Entries
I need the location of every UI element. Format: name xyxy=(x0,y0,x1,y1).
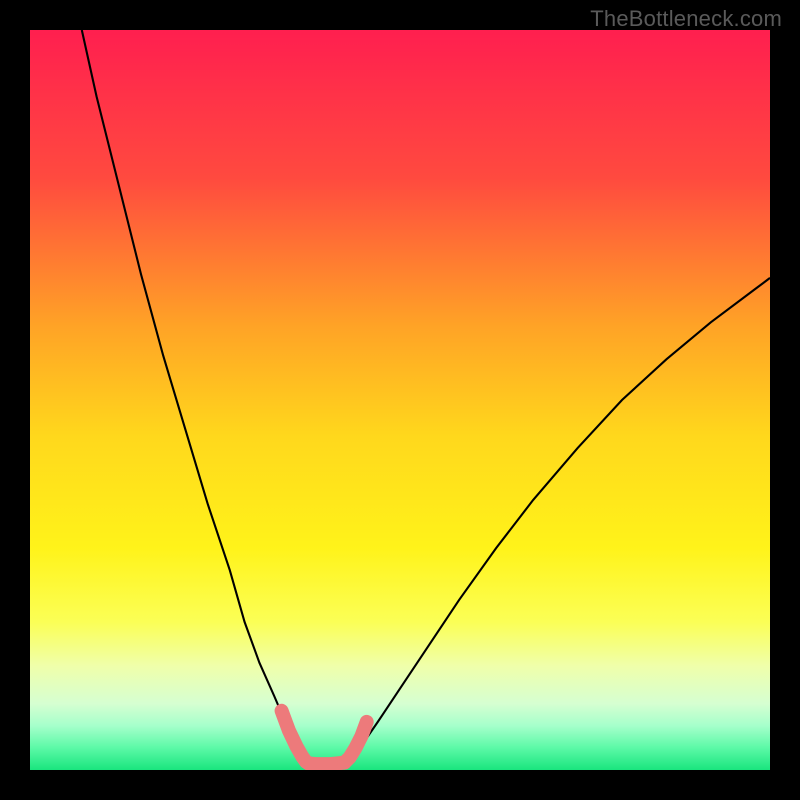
chart-frame: TheBottleneck.com xyxy=(0,0,800,800)
chart-svg xyxy=(30,30,770,770)
watermark-text: TheBottleneck.com xyxy=(590,6,782,32)
plot-area xyxy=(30,30,770,770)
chart-background xyxy=(30,30,770,770)
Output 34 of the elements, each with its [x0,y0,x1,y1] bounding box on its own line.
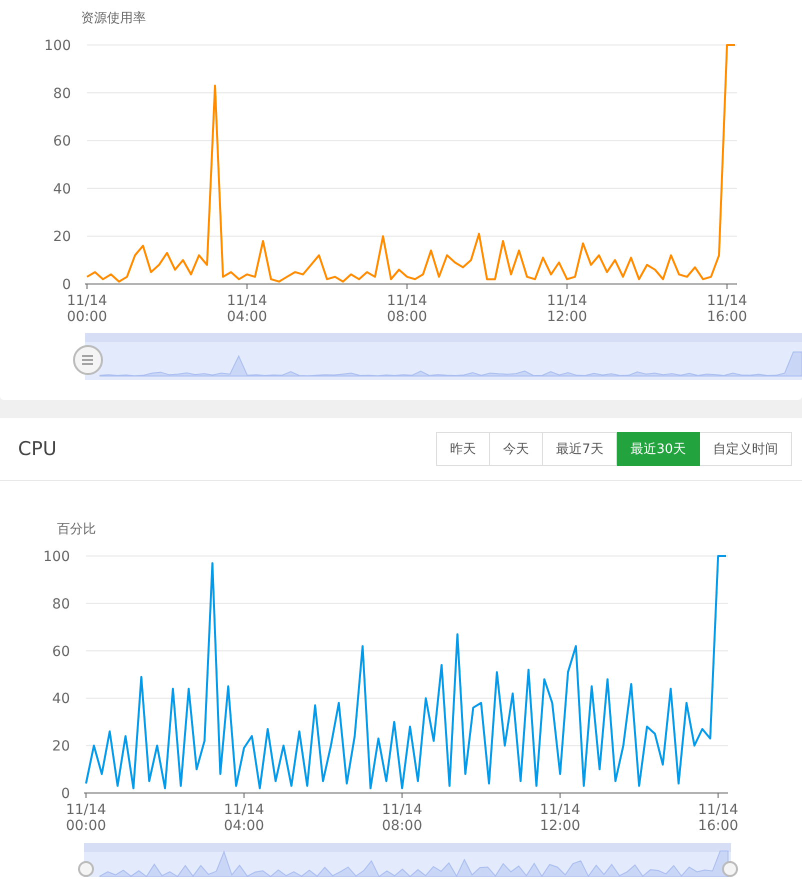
zoom-slider[interactable] [85,333,802,380]
y-axis-title: 资源使用率 [81,11,146,26]
y-tick-label: 40 [53,181,71,198]
zoom-slider[interactable] [84,843,731,877]
y-tick-label: 100 [43,549,70,565]
y-tick-label: 100 [44,38,71,54]
x-tick-label: 11/14 08:00 [386,293,428,325]
y-tick-label: 0 [61,786,70,802]
x-tick-label: 11/14 12:00 [546,293,588,325]
x-tick-label: 11/14 00:00 [66,802,106,834]
panel-title: CPU [18,438,57,460]
y-tick-label: 80 [52,596,70,612]
y-axis-title: 百分比 [57,522,96,537]
y-tick-label: 20 [52,738,70,755]
y-tick-label: 20 [53,229,71,246]
y-tick-label: 0 [62,277,71,293]
y-tick-label: 40 [52,691,70,708]
x-tick-label: 11/14 08:00 [382,802,422,834]
slider-handle-icon[interactable] [722,861,738,877]
date-range-button[interactable]: 自定义时间 [700,432,792,466]
y-tick-label: 60 [52,644,70,660]
date-range-button[interactable]: 今天 [490,432,544,466]
x-tick-label: 11/14 16:00 [698,802,738,834]
x-tick-label: 11/14 04:00 [224,802,264,834]
date-range-button[interactable]: 最近7天 [543,432,618,466]
y-tick-label: 60 [53,134,71,150]
x-tick-label: 11/14 12:00 [540,802,580,834]
x-tick-label: 11/14 04:00 [226,293,268,325]
x-tick-label: 11/14 00:00 [66,293,108,325]
date-range-button[interactable]: 昨天 [436,432,490,466]
slider-handle-icon[interactable] [78,861,94,877]
y-tick-label: 80 [53,86,71,102]
slider-handle-icon[interactable] [73,345,103,375]
x-tick-label: 11/14 16:00 [706,293,748,325]
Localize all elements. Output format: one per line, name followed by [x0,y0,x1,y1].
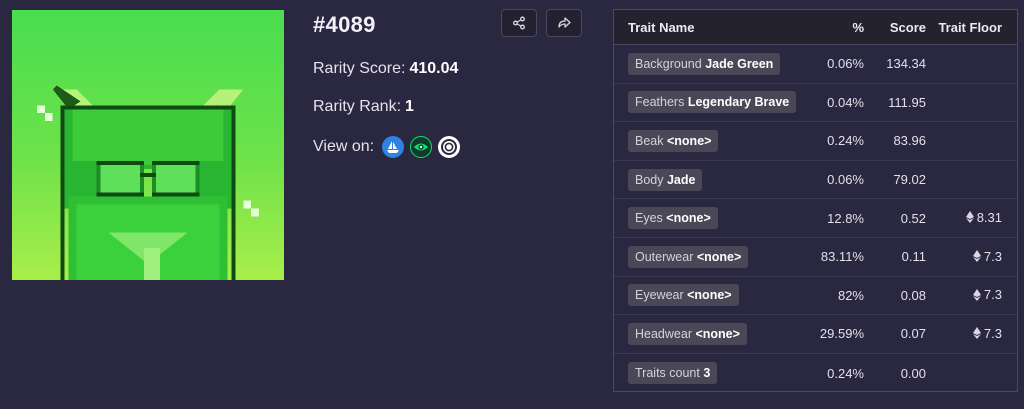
trait-chip[interactable]: Outerwear <none> [628,245,749,268]
trait-floor-value: 7.3 [983,248,1002,264]
trait-chip[interactable]: Traits count 3 [628,362,718,385]
trait-type: Headwear [635,326,692,341]
trait-row: Traits count 3 0.24% 0.00 [614,354,1017,393]
ethereum-icon [972,288,981,301]
trait-type: Traits count [635,366,700,381]
trait-row: Outerwear <none> 83.11% 0.11 7.3 [614,238,1017,277]
trait-value: <none> [695,326,740,341]
trait-score: 0.00 [900,365,926,381]
trait-chip[interactable]: Beak <none> [628,129,719,152]
trait-percent: 0.24% [827,365,864,381]
rarity-score-label: Rarity Score: [313,60,406,77]
trait-floor: 7.3 [926,326,1016,343]
ethereum-icon [972,327,981,340]
trait-type: Feathers [635,95,685,110]
rarity-rank: Rarity Rank: 1 [313,98,414,116]
trait-percent: 12.8% [827,210,864,226]
share-button[interactable] [501,9,537,37]
trait-type: Beak [635,133,664,148]
trait-score: 0.08 [900,287,926,303]
forward-button[interactable] [546,9,582,37]
trait-type: Eyewear [635,288,684,303]
header-trait-floor: Trait Floor [938,19,1002,35]
trait-value: <none> [696,249,742,264]
trait-value: <none> [666,211,711,226]
trait-score: 0.11 [901,249,926,265]
header-percent: % [852,19,864,35]
rarity-score-value: 410.04 [409,60,459,77]
trait-value: <none> [687,288,732,303]
traits-table: Trait Name % Score Trait Floor Backgroun… [613,9,1018,392]
trait-chip[interactable]: Background Jade Green [628,52,781,75]
token-detail-page: #4089 Rarity Score: 410.04 Rarity Rank: 1 … [0,0,1024,409]
rarity-score: Rarity Score: 410.04 [313,60,458,78]
share-icon [513,16,525,30]
eye-icon [414,143,429,151]
rarity-rank-value: 1 [405,98,414,115]
trait-floor-value: 8.31 [976,209,1002,225]
trait-row: Background Jade Green 0.06% 134.34 [614,45,1017,84]
trait-row: Feathers Legendary Brave 0.04% 111.95 [614,84,1017,123]
trait-type: Outerwear [635,249,694,264]
opensea-link[interactable] [382,136,405,158]
trait-type: Eyes [635,211,663,226]
trait-percent: 83.11% [820,249,864,265]
trait-percent: 0.06% [827,172,864,188]
trait-percent: 82% [837,287,864,303]
trait-score: 0.07 [900,326,926,342]
trait-floor: 8.31 [926,210,1016,227]
trait-chip[interactable]: Feathers Legendary Brave [628,91,797,114]
trait-chip[interactable]: Body Jade [628,168,703,191]
trait-row: Eyes <none> 12.8% 0.52 8.31 [614,199,1017,238]
trait-score: 83.96 [893,133,926,149]
sailboat-icon [387,141,400,153]
trait-floor-value: 7.3 [983,287,1002,303]
header-trait-name: Trait Name [628,19,695,35]
forward-arrow-icon [558,17,571,28]
trait-chip[interactable]: Headwear <none> [628,322,747,345]
trait-type: Background [635,56,702,71]
view-on-label: View on: [313,138,375,155]
ethereum-icon [965,211,974,224]
trait-value: Legendary Brave [687,95,790,110]
trait-chip[interactable]: Eyewear <none> [628,284,739,307]
trait-type: Body [635,172,664,187]
trait-row: Body Jade 0.06% 79.02 [614,161,1017,200]
trait-floor: 7.3 [926,287,1016,304]
trait-chip[interactable]: Eyes <none> [628,207,718,230]
trait-row: Headwear <none> 29.59% 0.07 7.3 [614,315,1017,354]
trait-percent: 0.06% [827,56,864,72]
trait-score: 0.52 [900,210,926,226]
trait-score: 134.34 [886,56,926,72]
owl-pixel-art [36,85,260,280]
nft-image [12,10,284,280]
trait-percent: 29.59% [819,326,864,342]
traits-table-header: Trait Name % Score Trait Floor [614,10,1017,45]
marketplace-links [382,136,461,158]
trait-floor: 7.3 [926,249,1016,266]
trait-value: Jade Green [705,56,774,71]
trait-score: 111.95 [888,94,926,110]
trait-row: Beak <none> 0.24% 83.96 [614,122,1017,161]
trait-score: 79.02 [893,172,926,188]
token-title: #4089 [313,12,376,37]
rarity-rank-label: Rarity Rank: [313,98,402,115]
trait-value: 3 [703,366,711,381]
ethereum-icon [972,250,981,263]
x2y2-link[interactable] [438,136,461,158]
trait-percent: 0.24% [827,133,864,149]
header-score: Score [889,19,926,35]
trait-value: <none> [666,133,712,148]
trait-floor-value: 7.3 [983,325,1002,341]
looksrare-link[interactable] [410,136,433,158]
ring-icon [441,139,458,155]
trait-row: Eyewear <none> 82% 0.08 7.3 [614,277,1017,316]
trait-value: Jade [666,172,696,187]
trait-percent: 0.04% [827,94,864,110]
view-on: View on: [313,136,461,158]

Task brief
Reproduce all of the data above line for line without any changes, omitting the pictures.

Written answer
I need the location of every UI element. Format: name xyxy=(x0,y0,x1,y1).
chart-frame: TheBottleneck.com xyxy=(0,0,800,800)
chart-svg xyxy=(30,30,770,770)
watermark-text: TheBottleneck.com xyxy=(590,6,782,32)
plot-area xyxy=(30,30,770,770)
chart-background xyxy=(30,30,770,770)
Output 34 of the elements, each with its [x0,y0,x1,y1] bounding box on its own line.
zoom-slider[interactable] [85,333,802,380]
y-axis-title: 资源使用率 [81,11,146,26]
y-tick-label: 40 [53,181,71,198]
zoom-slider[interactable] [84,843,731,877]
y-tick-label: 100 [43,549,70,565]
y-tick-label: 100 [44,38,71,54]
x-tick-label: 11/14 08:00 [386,293,428,325]
y-tick-label: 0 [61,786,70,802]
x-tick-label: 11/14 12:00 [546,293,588,325]
x-tick-label: 11/14 00:00 [66,802,106,834]
panel-title: CPU [18,438,57,460]
y-tick-label: 80 [52,596,70,612]
y-axis-title: 百分比 [57,522,96,537]
y-tick-label: 20 [52,738,70,755]
y-tick-label: 20 [53,229,71,246]
y-tick-label: 0 [62,277,71,293]
y-tick-label: 40 [52,691,70,708]
x-tick-label: 11/14 08:00 [382,802,422,834]
slider-handle-icon[interactable] [722,861,738,877]
date-range-button[interactable]: 自定义时间 [700,432,792,466]
y-tick-label: 60 [52,644,70,660]
date-range-button[interactable]: 今天 [490,432,544,466]
x-tick-label: 11/14 16:00 [698,802,738,834]
x-tick-label: 11/14 04:00 [224,802,264,834]
date-range-button[interactable]: 最近7天 [543,432,618,466]
y-tick-label: 60 [53,134,71,150]
x-tick-label: 11/14 12:00 [540,802,580,834]
x-tick-label: 11/14 04:00 [226,293,268,325]
x-tick-label: 11/14 00:00 [66,293,108,325]
date-range-button[interactable]: 昨天 [436,432,490,466]
slider-handle-icon[interactable] [78,861,94,877]
y-tick-label: 80 [53,86,71,102]
slider-handle-icon[interactable] [73,345,103,375]
x-tick-label: 11/14 16:00 [706,293,748,325]
Localize all elements. Output format: one per line, name followed by [x0,y0,x1,y1].
trait-chip[interactable]: Outerwear <none> [628,245,749,268]
trait-floor-value: 7.3 [983,248,1002,264]
trait-chip[interactable]: Traits count 3 [628,362,718,385]
trait-type: Headwear [635,326,692,341]
trait-row: Traits count 3 0.24% 0.00 [614,354,1017,393]
ethereum-icon [972,288,981,301]
trait-type: Traits count [635,366,700,381]
trait-row: Outerwear <none> 83.11% 0.11 7.3 [614,238,1017,277]
trait-value: <none> [695,326,740,341]
trait-score: 0.00 [900,365,926,381]
trait-chip[interactable]: Beak <none> [628,129,719,152]
trait-percent: 0.24% [827,365,864,381]
rarity-score-label: Rarity Score: [313,60,406,77]
trait-floor: 7.3 [926,326,1016,343]
ethereum-icon [972,327,981,340]
trait-type: Feathers [635,95,685,110]
rarity-rank: Rarity Rank: 1 [313,98,414,116]
trait-percent: 12.8% [827,210,864,226]
share-button[interactable] [501,9,537,37]
trait-type: Beak [635,133,664,148]
trait-score: 0.08 [900,287,926,303]
forward-button[interactable] [546,9,582,37]
trait-type: Eyewear [635,288,684,303]
header-trait-floor: Trait Floor [938,19,1002,35]
trait-value: <none> [696,249,742,264]
trait-value: <none> [666,211,711,226]
trait-score: 0.11 [901,249,926,265]
header-percent: % [852,19,864,35]
rarity-score-value: 410.04 [409,60,459,77]
trait-value: <none> [687,288,732,303]
traits-table: Trait Name % Score Trait Floor Backgroun… [613,9,1018,392]
trait-chip[interactable]: Background Jade Green [628,52,781,75]
token-detail-page: #4089 Rarity Score: 410.04 Rarity Rank: 1 … [0,0,1024,409]
rarity-score: Rarity Score: 410.04 [313,60,458,78]
share-icon [513,16,525,30]
eye-icon [414,143,429,151]
rarity-rank-value: 1 [405,98,414,115]
trait-floor-value: 8.31 [976,209,1002,225]
trait-row: Background Jade Green 0.06% 134.34 [614,45,1017,84]
trait-row: Feathers Legendary Brave 0.04% 111.95 [614,84,1017,123]
trait-type: Outerwear [635,249,694,264]
opensea-link[interactable] [382,136,405,158]
trait-type: Eyes [635,211,663,226]
trait-percent: 83.11% [820,249,864,265]
trait-percent: 0.06% [827,172,864,188]
trait-percent: 82% [837,287,864,303]
trait-score: 0.07 [900,326,926,342]
trait-floor: 8.31 [926,210,1016,227]
trait-chip[interactable]: Feathers Legendary Brave [628,91,797,114]
trait-chip[interactable]: Body Jade [628,168,703,191]
trait-row: Eyes <none> 12.8% 0.52 8.31 [614,199,1017,238]
trait-score: 83.96 [893,133,926,149]
sailboat-icon [387,141,400,153]
trait-floor-value: 7.3 [983,287,1002,303]
header-trait-name: Trait Name [628,19,695,35]
forward-arrow-icon [558,17,571,28]
trait-chip[interactable]: Headwear <none> [628,322,747,345]
trait-type: Background [635,56,702,71]
view-on-label: View on: [313,138,375,155]
ethereum-icon [965,211,974,224]
trait-value: Legendary Brave [687,95,790,110]
trait-chip[interactable]: Eyewear <none> [628,284,739,307]
trait-type: Body [635,172,664,187]
trait-row: Body Jade 0.06% 79.02 [614,161,1017,200]
trait-floor: 7.3 [926,287,1016,304]
trait-chip[interactable]: Eyes <none> [628,207,718,230]
trait-row: Headwear <none> 29.59% 0.07 7.3 [614,315,1017,354]
trait-percent: 0.06% [827,56,864,72]
trait-score: 0.52 [900,210,926,226]
trait-score: 134.34 [886,56,926,72]
owl-pixel-art [36,85,260,280]
nft-image [12,10,284,280]
trait-percent: 29.59% [819,326,864,342]
traits-table-header: Trait Name % Score Trait Floor [614,10,1017,45]
marketplace-links [382,136,461,158]
trait-floor: 7.3 [926,249,1016,266]
trait-value: Jade Green [705,56,774,71]
trait-score: 111.95 [888,94,926,110]
trait-row: Beak <none> 0.24% 83.96 [614,122,1017,161]
trait-score: 79.02 [893,172,926,188]
token-title: #4089 [313,12,376,37]
rarity-rank-label: Rarity Rank: [313,98,402,115]
trait-value: 3 [703,366,711,381]
ethereum-icon [972,250,981,263]
x2y2-link[interactable] [438,136,461,158]
trait-percent: 0.24% [827,133,864,149]
header-score: Score [889,19,926,35]
trait-value: <none> [666,133,712,148]
trait-floor-value: 7.3 [983,325,1002,341]
looksrare-link[interactable] [410,136,433,158]
ring-icon [441,139,458,155]
trait-row: Eyewear <none> 82% 0.08 7.3 [614,277,1017,316]
trait-value: Jade [666,172,696,187]
trait-percent: 0.04% [827,94,864,110]
view-on: View on: [313,136,461,158]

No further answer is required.